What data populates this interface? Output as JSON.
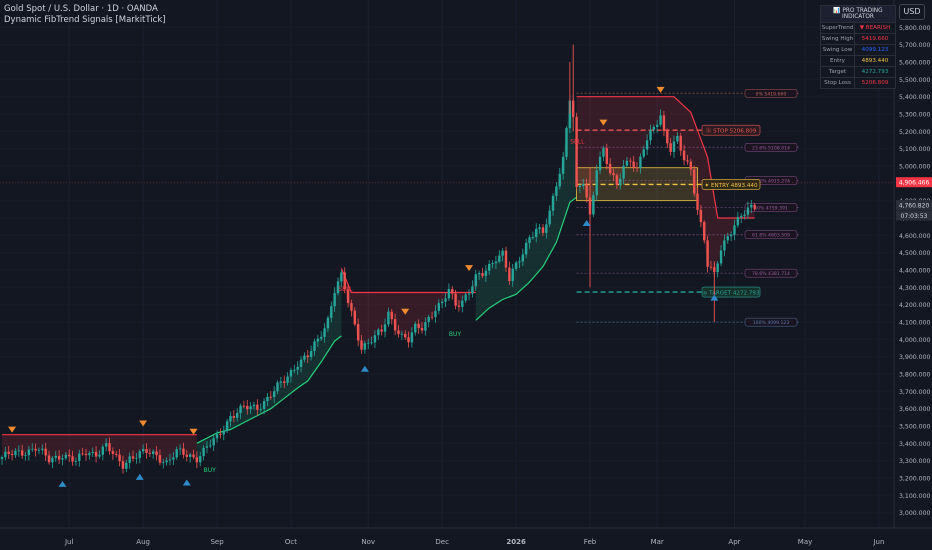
{
  "header": {
    "line1": "Gold Spot / U.S. Dollar · 1D · OANDA",
    "line2": "Dynamic FibTrend Signals [MarkitTick]"
  },
  "currency_button": "USD",
  "info_table": {
    "title": "📊 PRO TRADING INDICATOR",
    "rows": [
      {
        "label": "SuperTrend",
        "value": "▼ BEARISH",
        "color": "#f23645"
      },
      {
        "label": "Swing High",
        "value": "5419.660",
        "color": "#f23645"
      },
      {
        "label": "Swing Low",
        "value": "4099.123",
        "color": "#2962ff"
      },
      {
        "label": "Entry",
        "value": "4893.440",
        "color": "#f0c040"
      },
      {
        "label": "Target",
        "value": "4272.793",
        "color": "#26a69a"
      },
      {
        "label": "Stop Loss",
        "value": "5206.809",
        "color": "#f23645"
      }
    ]
  },
  "x_axis_labels": [
    {
      "text": "Jul",
      "idx": 20,
      "bold": false
    },
    {
      "text": "Aug",
      "idx": 42,
      "bold": false
    },
    {
      "text": "Sep",
      "idx": 64,
      "bold": false
    },
    {
      "text": "Oct",
      "idx": 86,
      "bold": false
    },
    {
      "text": "Nov",
      "idx": 109,
      "bold": false
    },
    {
      "text": "Dec",
      "idx": 131,
      "bold": false
    },
    {
      "text": "2026",
      "idx": 153,
      "bold": true
    },
    {
      "text": "Feb",
      "idx": 175,
      "bold": false
    },
    {
      "text": "Mar",
      "idx": 195,
      "bold": false
    },
    {
      "text": "Apr",
      "idx": 218,
      "bold": false
    },
    {
      "text": "May",
      "idx": 239,
      "bold": false
    },
    {
      "text": "Jun",
      "idx": 261,
      "bold": false
    }
  ],
  "price_badges": [
    {
      "text": "4,906.466",
      "price": 4906.466,
      "bg": "#f23645",
      "fg": "#ffffff"
    },
    {
      "text": "4,760.820",
      "price": 4775,
      "bg": "#2a2e39",
      "fg": "#d1d4dc"
    },
    {
      "text": "07:03:53",
      "price": 4715,
      "bg": "#2a2e39",
      "fg": "#d1d4dc"
    }
  ],
  "signals": {
    "sell": "SELL",
    "buy": "BUY"
  },
  "levels": [
    {
      "text": "Ⓢ STOP 5206.809",
      "price": 5206.809,
      "color": "#ef5350",
      "bg": "#2a1c22",
      "dashed": true
    },
    {
      "text": "✦ ENTRY 4893.440",
      "price": 4893.44,
      "color": "#f0c040",
      "bg": "#2f2a18",
      "dashed": true
    },
    {
      "text": "◎ TARGET 4272.793",
      "price": 4272.793,
      "color": "#26a69a",
      "bg": "#16302a",
      "dashed": true
    }
  ],
  "fib_labels": [
    {
      "text": "0% 5419.660",
      "price": 5419.66,
      "color": "#c0605a"
    },
    {
      "text": "23.6% 5108.014",
      "price": 5108.014,
      "color": "#9c5a9c"
    },
    {
      "text": "38.2% 4915.274",
      "price": 4915.274,
      "color": "#9c5a9c"
    },
    {
      "text": "50% 4759.391",
      "price": 4759.391,
      "color": "#9c5a9c"
    },
    {
      "text": "61.8% 4603.509",
      "price": 4603.509,
      "color": "#9c5a9c"
    },
    {
      "text": "78.6% 4381.714",
      "price": 4381.714,
      "color": "#9c5a9c"
    },
    {
      "text": "100% 4099.123",
      "price": 4099.123,
      "color": "#5a7ab0"
    }
  ],
  "chart_data": {
    "type": "candlestick",
    "instrument": "Gold Spot / U.S. Dollar",
    "timeframe": "1D",
    "y_range": [
      2950,
      5900
    ],
    "y_ticks": [
      3000,
      3100,
      3200,
      3300,
      3400,
      3500,
      3600,
      3700,
      3800,
      3900,
      4000,
      4100,
      4200,
      4300,
      4400,
      4500,
      4600,
      4700,
      4800,
      4900,
      5000,
      5100,
      5200,
      5300,
      5400,
      5500,
      5600,
      5700,
      5800
    ],
    "anchors": [
      [
        0,
        3320
      ],
      [
        6,
        3350
      ],
      [
        10,
        3375
      ],
      [
        14,
        3300
      ],
      [
        18,
        3340
      ],
      [
        22,
        3290
      ],
      [
        25,
        3350
      ],
      [
        28,
        3345
      ],
      [
        31,
        3380
      ],
      [
        34,
        3310
      ],
      [
        36,
        3280
      ],
      [
        38,
        3320
      ],
      [
        40,
        3330
      ],
      [
        43,
        3345
      ],
      [
        46,
        3335
      ],
      [
        49,
        3290
      ],
      [
        52,
        3345
      ],
      [
        55,
        3335
      ],
      [
        58,
        3320
      ],
      [
        60,
        3355
      ],
      [
        64,
        3430
      ],
      [
        68,
        3560
      ],
      [
        72,
        3600
      ],
      [
        76,
        3610
      ],
      [
        80,
        3680
      ],
      [
        84,
        3760
      ],
      [
        88,
        3870
      ],
      [
        91,
        3900
      ],
      [
        94,
        3990
      ],
      [
        97,
        4120
      ],
      [
        99,
        4290
      ],
      [
        101,
        4360
      ],
      [
        103,
        4210
      ],
      [
        105,
        4080
      ],
      [
        107,
        3960
      ],
      [
        109,
        3985
      ],
      [
        111,
        4010
      ],
      [
        113,
        4040
      ],
      [
        115,
        4150
      ],
      [
        117,
        4080
      ],
      [
        119,
        4020
      ],
      [
        121,
        3990
      ],
      [
        123,
        4060
      ],
      [
        125,
        4070
      ],
      [
        127,
        4130
      ],
      [
        129,
        4180
      ],
      [
        131,
        4200
      ],
      [
        133,
        4280
      ],
      [
        135,
        4200
      ],
      [
        137,
        4230
      ],
      [
        139,
        4280
      ],
      [
        141,
        4350
      ],
      [
        143,
        4370
      ],
      [
        145,
        4420
      ],
      [
        147,
        4480
      ],
      [
        149,
        4500
      ],
      [
        151,
        4340
      ],
      [
        153,
        4420
      ],
      [
        155,
        4500
      ],
      [
        157,
        4600
      ],
      [
        159,
        4640
      ],
      [
        161,
        4610
      ],
      [
        163,
        4720
      ],
      [
        165,
        4900
      ],
      [
        167,
        5050
      ],
      [
        169,
        5400
      ],
      [
        170,
        5280
      ],
      [
        171,
        4850
      ],
      [
        173,
        4900
      ],
      [
        175,
        4710
      ],
      [
        177,
        5000
      ],
      [
        179,
        5100
      ],
      [
        181,
        4950
      ],
      [
        183,
        4880
      ],
      [
        185,
        5000
      ],
      [
        187,
        5050
      ],
      [
        189,
        4980
      ],
      [
        191,
        5100
      ],
      [
        193,
        5180
      ],
      [
        195,
        5260
      ],
      [
        196,
        5300
      ],
      [
        197,
        5200
      ],
      [
        199,
        5100
      ],
      [
        201,
        5150
      ],
      [
        203,
        5030
      ],
      [
        205,
        4980
      ],
      [
        207,
        4760
      ],
      [
        209,
        4580
      ],
      [
        210,
        4430
      ],
      [
        212,
        4360
      ],
      [
        214,
        4520
      ],
      [
        216,
        4600
      ],
      [
        218,
        4670
      ],
      [
        220,
        4710
      ],
      [
        222,
        4740
      ],
      [
        224,
        4760
      ]
    ],
    "swing_high_markers": [
      3,
      42,
      57,
      120,
      139,
      179,
      196
    ],
    "swing_low_markers": [
      18,
      41,
      55,
      108,
      174,
      212
    ],
    "supertrend_bull": [
      [
        58,
        3400
      ],
      [
        64,
        3460
      ],
      [
        68,
        3480
      ],
      [
        72,
        3520
      ],
      [
        76,
        3560
      ],
      [
        80,
        3600
      ],
      [
        84,
        3660
      ],
      [
        88,
        3720
      ],
      [
        91,
        3760
      ],
      [
        95,
        3870
      ],
      [
        99,
        3990
      ],
      [
        101,
        4020
      ]
    ],
    "supertrend_bear_1": [
      [
        0,
        3450
      ],
      [
        58,
        3450
      ]
    ],
    "supertrend_bear_2": [
      [
        101,
        4410
      ],
      [
        104,
        4270
      ],
      [
        135,
        4270
      ],
      [
        141,
        4270
      ]
    ],
    "supertrend_bull_2": [
      [
        141,
        4110
      ],
      [
        145,
        4180
      ],
      [
        149,
        4230
      ],
      [
        153,
        4260
      ],
      [
        157,
        4330
      ],
      [
        161,
        4420
      ],
      [
        165,
        4560
      ],
      [
        169,
        4790
      ],
      [
        171,
        4820
      ]
    ],
    "supertrend_bear_3": [
      [
        171,
        5400
      ],
      [
        200,
        5400
      ],
      [
        205,
        5310
      ],
      [
        210,
        5050
      ],
      [
        213,
        4700
      ],
      [
        224,
        4700
      ]
    ]
  }
}
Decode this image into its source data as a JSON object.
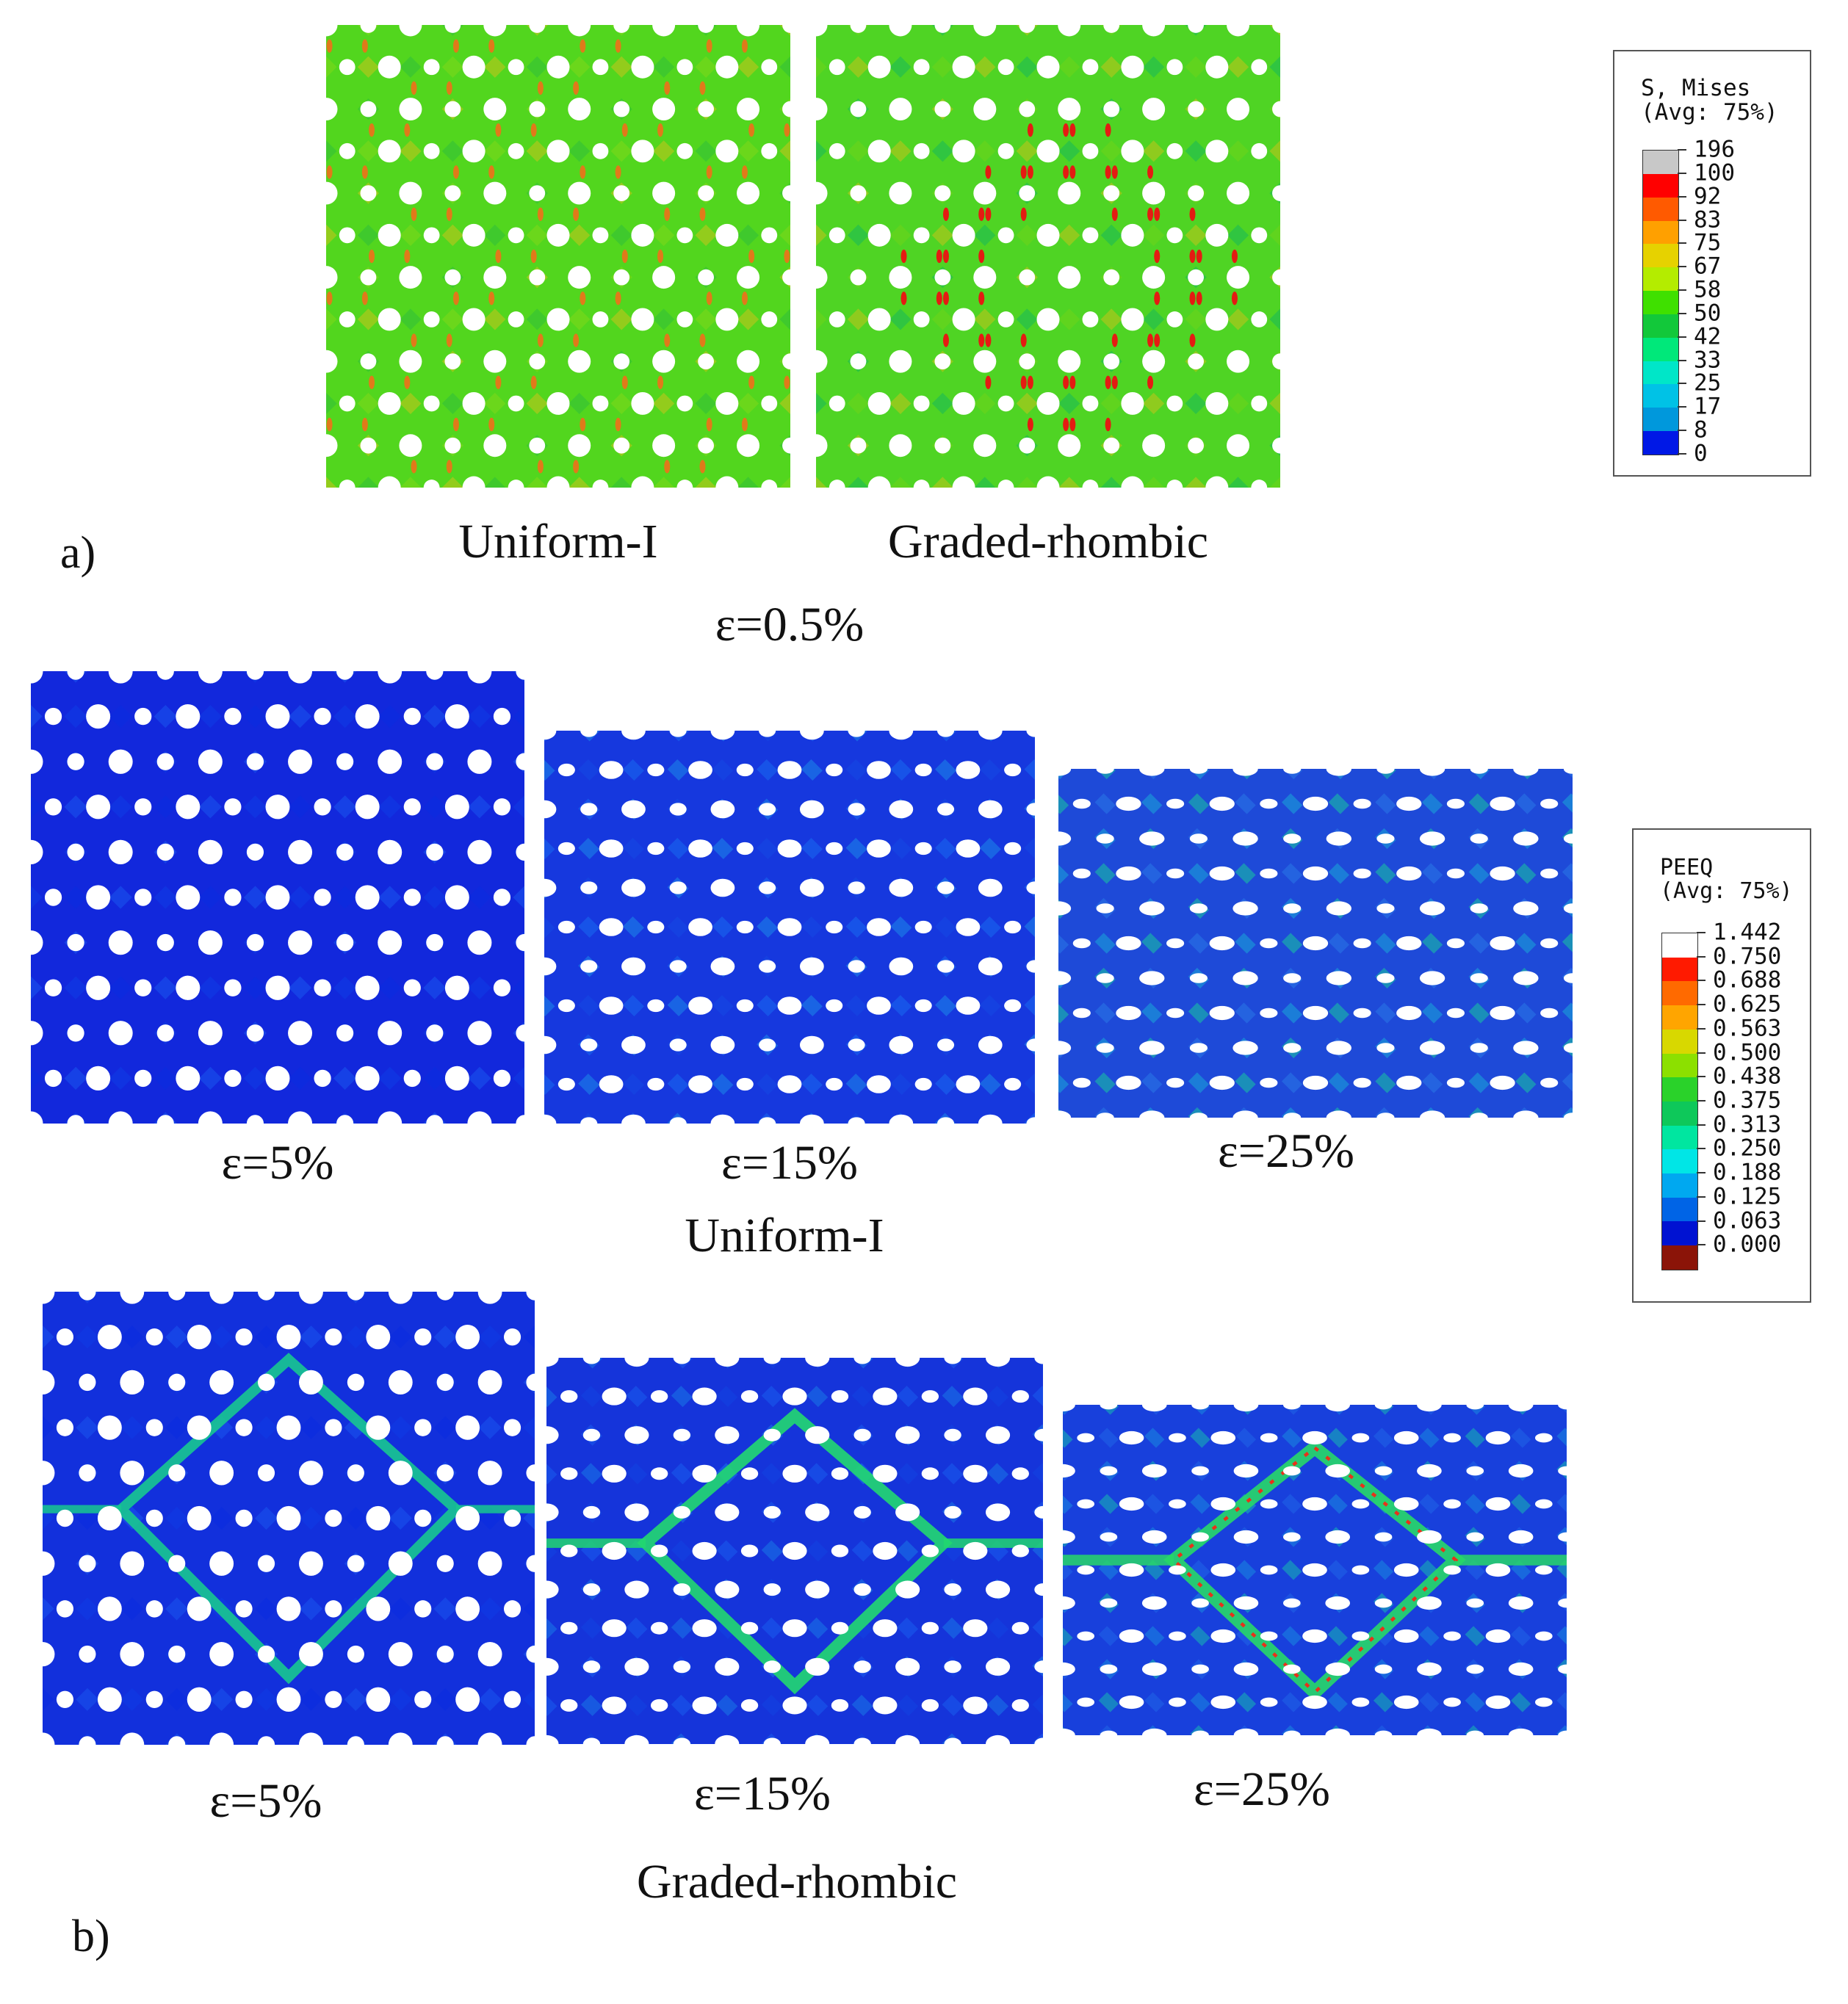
{
  "part_a": {
    "panel_label": "a)",
    "strain_caption": "ε=0.5%",
    "panels": [
      {
        "caption": "Uniform-I",
        "base_color": "#52d61e",
        "hotspot_color": "#e07a1a"
      },
      {
        "caption": "Graded-rhombic",
        "base_color": "#4fd424",
        "hotspot_color": "#e41b12"
      }
    ]
  },
  "part_b": {
    "panel_label": "b)",
    "rows": [
      {
        "group_caption": "Uniform-I",
        "panels": [
          {
            "strain": "ε=5%"
          },
          {
            "strain": "ε=15%"
          },
          {
            "strain": "ε=25%"
          }
        ]
      },
      {
        "group_caption": "Graded-rhombic",
        "panels": [
          {
            "strain": "ε=5%"
          },
          {
            "strain": "ε=15%"
          },
          {
            "strain": "ε=25%"
          }
        ]
      }
    ]
  },
  "legend_mises": {
    "title_line1": "S, Mises",
    "title_line2": "(Avg: 75%)",
    "labels": [
      "196",
      "100",
      "92",
      "83",
      "75",
      "67",
      "58",
      "50",
      "42",
      "33",
      "25",
      "17",
      "8",
      "0"
    ],
    "colors": [
      "#c8c8c8",
      "#ff0000",
      "#ff5a00",
      "#ffa000",
      "#e6d200",
      "#b4ec00",
      "#3fe000",
      "#12c83a",
      "#00e87a",
      "#00e6c8",
      "#00c2e6",
      "#0098dc",
      "#0018e6"
    ]
  },
  "legend_peeq": {
    "title_line1": "PEEQ",
    "title_line2": "(Avg: 75%)",
    "labels": [
      "1.442",
      "0.750",
      "0.688",
      "0.625",
      "0.563",
      "0.500",
      "0.438",
      "0.375",
      "0.313",
      "0.250",
      "0.188",
      "0.125",
      "0.063",
      "0.000"
    ],
    "colors": [
      "#ffffff",
      "#ff1a00",
      "#ff6a00",
      "#ffa500",
      "#d8d800",
      "#8ce000",
      "#2ad22a",
      "#0ec85a",
      "#00e6a0",
      "#00e6e6",
      "#00a8f0",
      "#0064e6",
      "#0012d2",
      "#8b1408"
    ]
  }
}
──────
- DIRECTIONS FOR THIS TASK: Copy nothing outside the span: please output the lines from the one with "Decode this image" through the end of the entries above, and skip the pictures.

- RESULT OF THIS EXERCISE:
Decode this image into its source data as a JSON object.
{
  "part_a": {
    "panel_label": "a)",
    "strain_caption": "ε=0.5%",
    "panels": [
      {
        "caption": "Uniform-I",
        "base_color": "#52d61e",
        "hotspot_color": "#e07a1a"
      },
      {
        "caption": "Graded-rhombic",
        "base_color": "#4fd424",
        "hotspot_color": "#e41b12"
      }
    ]
  },
  "part_b": {
    "panel_label": "b)",
    "rows": [
      {
        "group_caption": "Uniform-I",
        "panels": [
          {
            "strain": "ε=5%"
          },
          {
            "strain": "ε=15%"
          },
          {
            "strain": "ε=25%"
          }
        ]
      },
      {
        "group_caption": "Graded-rhombic",
        "panels": [
          {
            "strain": "ε=5%"
          },
          {
            "strain": "ε=15%"
          },
          {
            "strain": "ε=25%"
          }
        ]
      }
    ]
  },
  "legend_mises": {
    "title_line1": "S, Mises",
    "title_line2": "(Avg: 75%)",
    "labels": [
      "196",
      "100",
      "92",
      "83",
      "75",
      "67",
      "58",
      "50",
      "42",
      "33",
      "25",
      "17",
      "8",
      "0"
    ],
    "colors": [
      "#c8c8c8",
      "#ff0000",
      "#ff5a00",
      "#ffa000",
      "#e6d200",
      "#b4ec00",
      "#3fe000",
      "#12c83a",
      "#00e87a",
      "#00e6c8",
      "#00c2e6",
      "#0098dc",
      "#0018e6"
    ]
  },
  "legend_peeq": {
    "title_line1": "PEEQ",
    "title_line2": "(Avg: 75%)",
    "labels": [
      "1.442",
      "0.750",
      "0.688",
      "0.625",
      "0.563",
      "0.500",
      "0.438",
      "0.375",
      "0.313",
      "0.250",
      "0.188",
      "0.125",
      "0.063",
      "0.000"
    ],
    "colors": [
      "#ffffff",
      "#ff1a00",
      "#ff6a00",
      "#ffa500",
      "#d8d800",
      "#8ce000",
      "#2ad22a",
      "#0ec85a",
      "#00e6a0",
      "#00e6e6",
      "#00a8f0",
      "#0064e6",
      "#0012d2",
      "#8b1408"
    ]
  }
}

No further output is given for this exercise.